EXERCISE DETAILS: Copy each line that holds "Visual".

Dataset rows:
* begin *
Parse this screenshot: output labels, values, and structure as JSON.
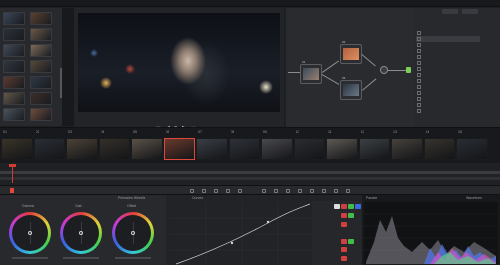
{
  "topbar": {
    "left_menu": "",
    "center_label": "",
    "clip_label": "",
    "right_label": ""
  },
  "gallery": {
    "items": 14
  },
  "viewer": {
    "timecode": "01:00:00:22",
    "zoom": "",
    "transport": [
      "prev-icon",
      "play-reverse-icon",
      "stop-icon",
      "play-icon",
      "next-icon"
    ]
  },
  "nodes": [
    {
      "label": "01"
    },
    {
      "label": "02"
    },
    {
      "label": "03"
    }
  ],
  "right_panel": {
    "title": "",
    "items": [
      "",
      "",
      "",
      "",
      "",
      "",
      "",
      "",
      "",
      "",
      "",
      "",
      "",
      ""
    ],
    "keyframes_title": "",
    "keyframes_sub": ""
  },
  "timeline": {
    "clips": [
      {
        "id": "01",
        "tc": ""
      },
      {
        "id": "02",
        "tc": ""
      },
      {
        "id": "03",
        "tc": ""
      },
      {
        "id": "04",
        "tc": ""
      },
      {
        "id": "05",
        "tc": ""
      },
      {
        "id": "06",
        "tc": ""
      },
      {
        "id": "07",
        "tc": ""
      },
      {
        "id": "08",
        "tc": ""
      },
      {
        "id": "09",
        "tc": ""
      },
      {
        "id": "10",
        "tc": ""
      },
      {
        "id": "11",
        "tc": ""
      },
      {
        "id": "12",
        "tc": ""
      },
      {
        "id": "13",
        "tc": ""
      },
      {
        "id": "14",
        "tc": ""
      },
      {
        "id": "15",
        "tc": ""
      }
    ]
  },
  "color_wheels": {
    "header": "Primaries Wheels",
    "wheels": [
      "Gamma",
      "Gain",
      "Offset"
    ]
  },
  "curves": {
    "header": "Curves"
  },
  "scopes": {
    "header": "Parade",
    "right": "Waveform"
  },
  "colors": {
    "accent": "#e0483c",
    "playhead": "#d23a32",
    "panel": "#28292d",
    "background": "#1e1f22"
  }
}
* end *
* begin *
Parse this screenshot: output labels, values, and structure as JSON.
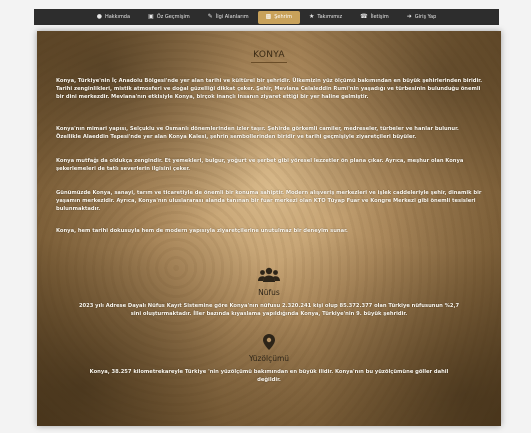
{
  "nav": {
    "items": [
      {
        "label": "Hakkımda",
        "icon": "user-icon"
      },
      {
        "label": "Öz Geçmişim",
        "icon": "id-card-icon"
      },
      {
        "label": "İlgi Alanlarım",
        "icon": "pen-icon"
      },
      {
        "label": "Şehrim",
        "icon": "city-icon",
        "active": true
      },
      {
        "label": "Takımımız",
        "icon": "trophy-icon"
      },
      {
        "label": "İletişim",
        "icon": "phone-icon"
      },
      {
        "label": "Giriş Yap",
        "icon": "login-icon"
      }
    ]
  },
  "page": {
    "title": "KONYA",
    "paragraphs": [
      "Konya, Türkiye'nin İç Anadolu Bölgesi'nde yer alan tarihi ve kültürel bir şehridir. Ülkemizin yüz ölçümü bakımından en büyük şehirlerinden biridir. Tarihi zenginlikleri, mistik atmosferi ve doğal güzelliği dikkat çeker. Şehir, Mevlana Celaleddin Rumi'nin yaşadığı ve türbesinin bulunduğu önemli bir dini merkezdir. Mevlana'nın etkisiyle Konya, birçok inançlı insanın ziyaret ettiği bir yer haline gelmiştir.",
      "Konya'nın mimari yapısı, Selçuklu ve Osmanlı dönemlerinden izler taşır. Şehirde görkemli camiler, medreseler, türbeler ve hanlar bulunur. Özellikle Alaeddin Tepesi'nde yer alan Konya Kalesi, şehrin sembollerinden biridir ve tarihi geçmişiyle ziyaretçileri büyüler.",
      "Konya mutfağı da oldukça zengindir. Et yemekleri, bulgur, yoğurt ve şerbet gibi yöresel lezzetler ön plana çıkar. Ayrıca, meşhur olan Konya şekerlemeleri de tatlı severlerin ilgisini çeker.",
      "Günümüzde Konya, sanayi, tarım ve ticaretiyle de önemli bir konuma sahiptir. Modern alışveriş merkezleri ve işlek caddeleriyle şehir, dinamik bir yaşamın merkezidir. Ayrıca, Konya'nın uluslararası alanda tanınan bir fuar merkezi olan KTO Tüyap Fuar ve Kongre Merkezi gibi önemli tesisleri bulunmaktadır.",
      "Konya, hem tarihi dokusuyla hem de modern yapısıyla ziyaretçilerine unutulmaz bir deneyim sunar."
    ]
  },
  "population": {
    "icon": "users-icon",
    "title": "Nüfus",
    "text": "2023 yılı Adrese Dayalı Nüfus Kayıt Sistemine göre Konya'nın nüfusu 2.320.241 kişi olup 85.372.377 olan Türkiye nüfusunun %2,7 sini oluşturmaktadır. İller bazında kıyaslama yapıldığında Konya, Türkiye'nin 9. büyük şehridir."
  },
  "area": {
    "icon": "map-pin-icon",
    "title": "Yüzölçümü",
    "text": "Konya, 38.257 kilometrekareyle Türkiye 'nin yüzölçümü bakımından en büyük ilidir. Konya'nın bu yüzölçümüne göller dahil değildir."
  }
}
* end *
* begin *
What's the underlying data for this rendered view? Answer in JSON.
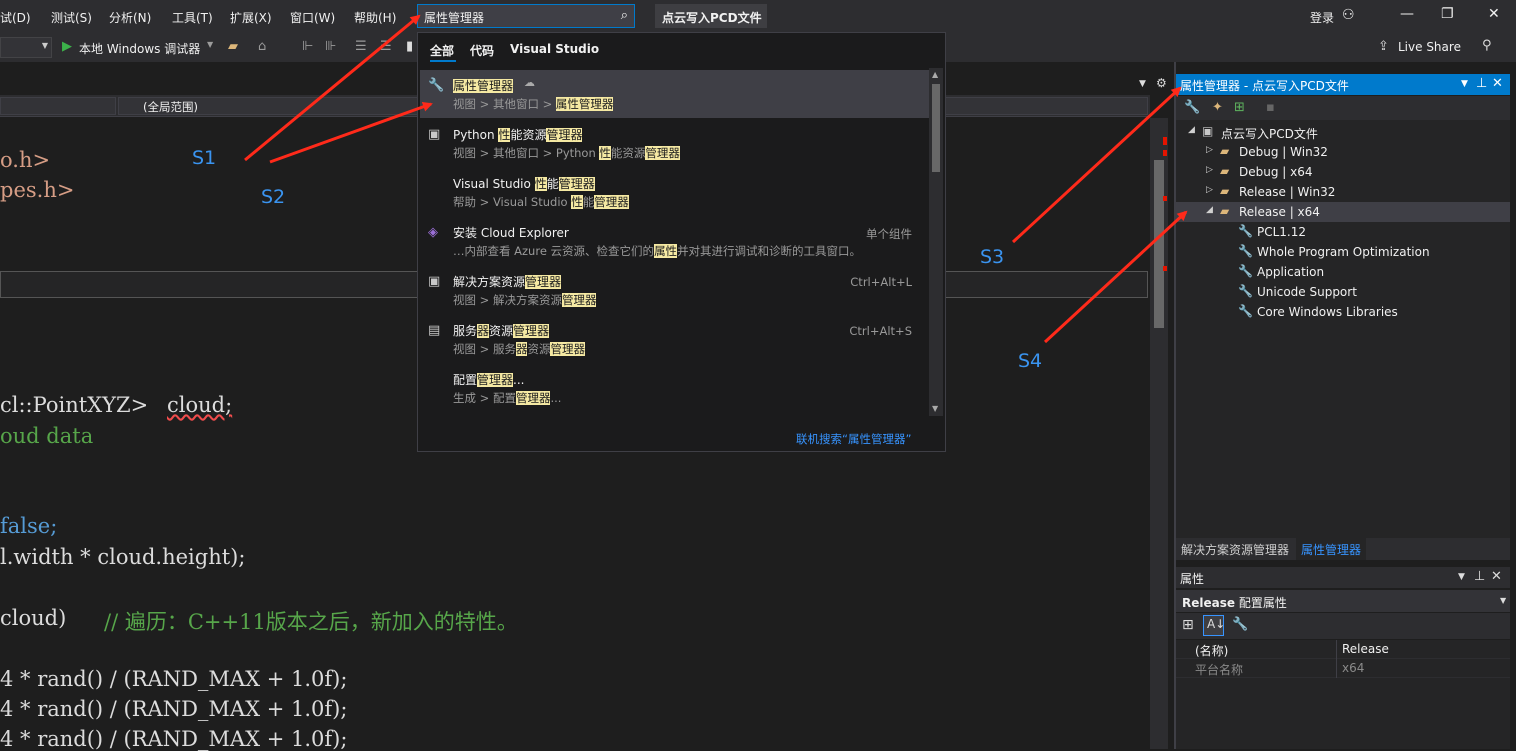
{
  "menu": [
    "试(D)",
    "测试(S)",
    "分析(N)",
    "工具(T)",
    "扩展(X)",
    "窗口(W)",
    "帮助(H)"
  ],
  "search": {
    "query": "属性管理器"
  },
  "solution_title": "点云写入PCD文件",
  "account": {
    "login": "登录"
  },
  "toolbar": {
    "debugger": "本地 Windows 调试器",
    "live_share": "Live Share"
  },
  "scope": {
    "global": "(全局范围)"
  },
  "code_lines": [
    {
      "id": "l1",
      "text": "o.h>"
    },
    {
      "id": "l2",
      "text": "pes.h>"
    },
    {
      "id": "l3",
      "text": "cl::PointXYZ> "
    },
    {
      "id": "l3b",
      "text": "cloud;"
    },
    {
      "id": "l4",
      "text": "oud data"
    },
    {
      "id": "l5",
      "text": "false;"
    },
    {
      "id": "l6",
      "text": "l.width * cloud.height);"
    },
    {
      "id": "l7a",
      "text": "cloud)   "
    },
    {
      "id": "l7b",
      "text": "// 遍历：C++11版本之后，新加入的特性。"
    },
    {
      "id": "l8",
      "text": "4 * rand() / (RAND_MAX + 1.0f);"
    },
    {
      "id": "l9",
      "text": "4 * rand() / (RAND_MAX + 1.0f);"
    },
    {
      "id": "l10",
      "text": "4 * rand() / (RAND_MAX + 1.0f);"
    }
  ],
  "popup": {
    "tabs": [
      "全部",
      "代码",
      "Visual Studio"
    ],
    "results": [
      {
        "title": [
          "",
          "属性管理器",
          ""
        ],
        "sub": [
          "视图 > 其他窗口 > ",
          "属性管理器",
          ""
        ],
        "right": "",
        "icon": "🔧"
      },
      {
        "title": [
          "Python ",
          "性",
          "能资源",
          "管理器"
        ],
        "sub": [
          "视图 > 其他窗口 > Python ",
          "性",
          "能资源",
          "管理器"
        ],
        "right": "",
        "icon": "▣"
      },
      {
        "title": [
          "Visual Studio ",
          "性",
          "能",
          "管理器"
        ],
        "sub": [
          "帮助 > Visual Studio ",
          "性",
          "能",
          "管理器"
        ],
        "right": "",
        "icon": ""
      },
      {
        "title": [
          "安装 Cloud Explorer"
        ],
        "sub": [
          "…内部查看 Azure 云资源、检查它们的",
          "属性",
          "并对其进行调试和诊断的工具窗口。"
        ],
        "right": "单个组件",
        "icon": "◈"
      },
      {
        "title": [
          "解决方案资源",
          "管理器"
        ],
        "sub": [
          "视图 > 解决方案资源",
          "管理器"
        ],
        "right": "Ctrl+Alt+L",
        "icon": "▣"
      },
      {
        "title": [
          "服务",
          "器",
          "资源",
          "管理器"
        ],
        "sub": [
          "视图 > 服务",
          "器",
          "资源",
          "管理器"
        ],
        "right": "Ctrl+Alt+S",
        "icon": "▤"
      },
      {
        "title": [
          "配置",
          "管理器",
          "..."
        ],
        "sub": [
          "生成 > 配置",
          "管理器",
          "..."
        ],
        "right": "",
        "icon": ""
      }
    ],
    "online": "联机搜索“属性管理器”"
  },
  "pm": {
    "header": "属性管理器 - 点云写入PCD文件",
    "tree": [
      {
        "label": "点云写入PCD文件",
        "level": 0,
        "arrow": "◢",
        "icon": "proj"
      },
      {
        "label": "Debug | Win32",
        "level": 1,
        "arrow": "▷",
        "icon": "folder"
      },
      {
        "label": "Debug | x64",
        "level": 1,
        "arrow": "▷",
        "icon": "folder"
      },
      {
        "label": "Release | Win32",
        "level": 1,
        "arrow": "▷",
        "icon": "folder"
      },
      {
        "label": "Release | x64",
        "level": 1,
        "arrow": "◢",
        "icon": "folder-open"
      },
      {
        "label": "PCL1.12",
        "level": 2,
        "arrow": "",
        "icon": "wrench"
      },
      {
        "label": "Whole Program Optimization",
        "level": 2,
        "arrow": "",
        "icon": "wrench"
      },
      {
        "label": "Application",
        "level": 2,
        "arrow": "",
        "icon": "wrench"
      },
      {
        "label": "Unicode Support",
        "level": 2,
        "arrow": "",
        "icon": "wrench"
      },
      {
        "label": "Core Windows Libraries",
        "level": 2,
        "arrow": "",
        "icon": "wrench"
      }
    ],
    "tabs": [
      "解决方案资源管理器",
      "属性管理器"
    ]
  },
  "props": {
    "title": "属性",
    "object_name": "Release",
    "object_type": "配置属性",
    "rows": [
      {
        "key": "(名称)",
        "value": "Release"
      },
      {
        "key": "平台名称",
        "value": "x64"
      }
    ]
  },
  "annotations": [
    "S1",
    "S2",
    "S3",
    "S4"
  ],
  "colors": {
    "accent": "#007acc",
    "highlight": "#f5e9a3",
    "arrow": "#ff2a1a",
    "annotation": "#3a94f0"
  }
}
* end *
EXPECTED ANSWER:
      "Visual Studio"
          "Visual Studio ",
          "帮助 > Visual Studio ",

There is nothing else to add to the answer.